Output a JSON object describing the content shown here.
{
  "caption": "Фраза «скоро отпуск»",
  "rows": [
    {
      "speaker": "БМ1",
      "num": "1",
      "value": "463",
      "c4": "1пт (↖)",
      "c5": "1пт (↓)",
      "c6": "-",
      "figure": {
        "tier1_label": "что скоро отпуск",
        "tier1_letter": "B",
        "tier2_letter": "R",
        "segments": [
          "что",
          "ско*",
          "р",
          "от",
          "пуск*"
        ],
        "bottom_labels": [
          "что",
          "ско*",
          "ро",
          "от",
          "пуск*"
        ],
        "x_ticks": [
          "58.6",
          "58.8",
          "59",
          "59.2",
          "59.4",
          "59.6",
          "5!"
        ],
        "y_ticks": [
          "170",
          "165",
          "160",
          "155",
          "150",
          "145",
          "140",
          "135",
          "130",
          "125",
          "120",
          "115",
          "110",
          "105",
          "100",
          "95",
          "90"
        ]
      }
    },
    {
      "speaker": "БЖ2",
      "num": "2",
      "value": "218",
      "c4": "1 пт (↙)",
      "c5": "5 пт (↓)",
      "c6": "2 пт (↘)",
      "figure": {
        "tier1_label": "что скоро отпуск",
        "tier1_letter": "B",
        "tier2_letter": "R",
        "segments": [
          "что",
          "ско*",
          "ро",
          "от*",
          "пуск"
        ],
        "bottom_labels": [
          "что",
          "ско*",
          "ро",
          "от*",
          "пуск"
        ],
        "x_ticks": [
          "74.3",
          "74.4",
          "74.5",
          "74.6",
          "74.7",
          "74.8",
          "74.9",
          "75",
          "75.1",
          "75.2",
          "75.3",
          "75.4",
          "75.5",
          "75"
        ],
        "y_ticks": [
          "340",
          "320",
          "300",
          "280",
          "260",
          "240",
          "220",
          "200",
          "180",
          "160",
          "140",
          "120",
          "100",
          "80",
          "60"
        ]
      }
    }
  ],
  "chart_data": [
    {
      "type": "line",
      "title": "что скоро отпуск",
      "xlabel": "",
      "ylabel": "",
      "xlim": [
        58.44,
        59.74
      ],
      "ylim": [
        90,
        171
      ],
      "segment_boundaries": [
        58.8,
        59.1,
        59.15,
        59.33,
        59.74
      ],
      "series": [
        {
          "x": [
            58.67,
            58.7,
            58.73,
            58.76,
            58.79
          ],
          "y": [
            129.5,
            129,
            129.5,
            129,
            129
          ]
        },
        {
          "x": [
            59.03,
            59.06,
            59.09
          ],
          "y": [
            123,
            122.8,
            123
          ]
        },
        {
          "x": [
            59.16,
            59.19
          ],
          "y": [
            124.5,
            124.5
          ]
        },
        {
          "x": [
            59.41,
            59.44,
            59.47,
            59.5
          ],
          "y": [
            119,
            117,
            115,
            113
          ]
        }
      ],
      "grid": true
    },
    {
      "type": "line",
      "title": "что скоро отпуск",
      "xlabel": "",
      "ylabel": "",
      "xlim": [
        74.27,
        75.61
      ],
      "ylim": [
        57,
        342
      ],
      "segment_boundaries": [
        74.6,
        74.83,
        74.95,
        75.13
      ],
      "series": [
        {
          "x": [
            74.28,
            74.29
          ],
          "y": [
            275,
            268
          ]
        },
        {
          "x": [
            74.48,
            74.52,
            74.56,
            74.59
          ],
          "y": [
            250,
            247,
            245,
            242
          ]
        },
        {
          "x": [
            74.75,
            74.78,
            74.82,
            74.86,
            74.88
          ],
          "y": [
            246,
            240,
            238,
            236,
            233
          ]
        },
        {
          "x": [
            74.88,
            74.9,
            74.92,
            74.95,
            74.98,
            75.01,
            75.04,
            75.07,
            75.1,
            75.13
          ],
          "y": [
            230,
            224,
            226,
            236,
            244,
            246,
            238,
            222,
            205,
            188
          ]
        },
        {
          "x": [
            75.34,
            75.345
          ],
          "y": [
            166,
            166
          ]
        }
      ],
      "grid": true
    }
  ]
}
::::
**Do this:** Your task is to quote all of the data word for word.

**Answer in full:**
Output a JSON object describing the content shown here.
{
  "caption": "Фраза «скоро отпуск»",
  "rows": [
    {
      "speaker": "БМ1",
      "num": "1",
      "value": "463",
      "c4": "1пт (↖)",
      "c5": "1пт (↓)",
      "c6": "-",
      "figure": {
        "tier1_label": "что скоро отпуск",
        "tier1_letter": "B",
        "tier2_letter": "R",
        "segments": [
          "что",
          "ско*",
          "р",
          "от",
          "пуск*"
        ],
        "bottom_labels": [
          "что",
          "ско*",
          "ро",
          "от",
          "пуск*"
        ],
        "x_ticks": [
          "58.6",
          "58.8",
          "59",
          "59.2",
          "59.4",
          "59.6",
          "5!"
        ],
        "y_ticks": [
          "170",
          "165",
          "160",
          "155",
          "150",
          "145",
          "140",
          "135",
          "130",
          "125",
          "120",
          "115",
          "110",
          "105",
          "100",
          "95",
          "90"
        ]
      }
    },
    {
      "speaker": "БЖ2",
      "num": "2",
      "value": "218",
      "c4": "1 пт (↙)",
      "c5": "5 пт (↓)",
      "c6": "2 пт (↘)",
      "figure": {
        "tier1_label": "что скоро отпуск",
        "tier1_letter": "B",
        "tier2_letter": "R",
        "segments": [
          "что",
          "ско*",
          "ро",
          "от*",
          "пуск"
        ],
        "bottom_labels": [
          "что",
          "ско*",
          "ро",
          "от*",
          "пуск"
        ],
        "x_ticks": [
          "74.3",
          "74.4",
          "74.5",
          "74.6",
          "74.7",
          "74.8",
          "74.9",
          "75",
          "75.1",
          "75.2",
          "75.3",
          "75.4",
          "75.5",
          "75"
        ],
        "y_ticks": [
          "340",
          "320",
          "300",
          "280",
          "260",
          "240",
          "220",
          "200",
          "180",
          "160",
          "140",
          "120",
          "100",
          "80",
          "60"
        ]
      }
    }
  ],
  "chart_data": [
    {
      "type": "line",
      "title": "что скоро отпуск",
      "xlabel": "",
      "ylabel": "",
      "xlim": [
        58.44,
        59.74
      ],
      "ylim": [
        90,
        171
      ],
      "segment_boundaries": [
        58.8,
        59.1,
        59.15,
        59.33,
        59.74
      ],
      "series": [
        {
          "x": [
            58.67,
            58.7,
            58.73,
            58.76,
            58.79
          ],
          "y": [
            129.5,
            129,
            129.5,
            129,
            129
          ]
        },
        {
          "x": [
            59.03,
            59.06,
            59.09
          ],
          "y": [
            123,
            122.8,
            123
          ]
        },
        {
          "x": [
            59.16,
            59.19
          ],
          "y": [
            124.5,
            124.5
          ]
        },
        {
          "x": [
            59.41,
            59.44,
            59.47,
            59.5
          ],
          "y": [
            119,
            117,
            115,
            113
          ]
        }
      ],
      "grid": true
    },
    {
      "type": "line",
      "title": "что скоро отпуск",
      "xlabel": "",
      "ylabel": "",
      "xlim": [
        74.27,
        75.61
      ],
      "ylim": [
        57,
        342
      ],
      "segment_boundaries": [
        74.6,
        74.83,
        74.95,
        75.13
      ],
      "series": [
        {
          "x": [
            74.28,
            74.29
          ],
          "y": [
            275,
            268
          ]
        },
        {
          "x": [
            74.48,
            74.52,
            74.56,
            74.59
          ],
          "y": [
            250,
            247,
            245,
            242
          ]
        },
        {
          "x": [
            74.75,
            74.78,
            74.82,
            74.86,
            74.88
          ],
          "y": [
            246,
            240,
            238,
            236,
            233
          ]
        },
        {
          "x": [
            74.88,
            74.9,
            74.92,
            74.95,
            74.98,
            75.01,
            75.04,
            75.07,
            75.1,
            75.13
          ],
          "y": [
            230,
            224,
            226,
            236,
            244,
            246,
            238,
            222,
            205,
            188
          ]
        },
        {
          "x": [
            75.34,
            75.345
          ],
          "y": [
            166,
            166
          ]
        }
      ],
      "grid": true
    }
  ]
}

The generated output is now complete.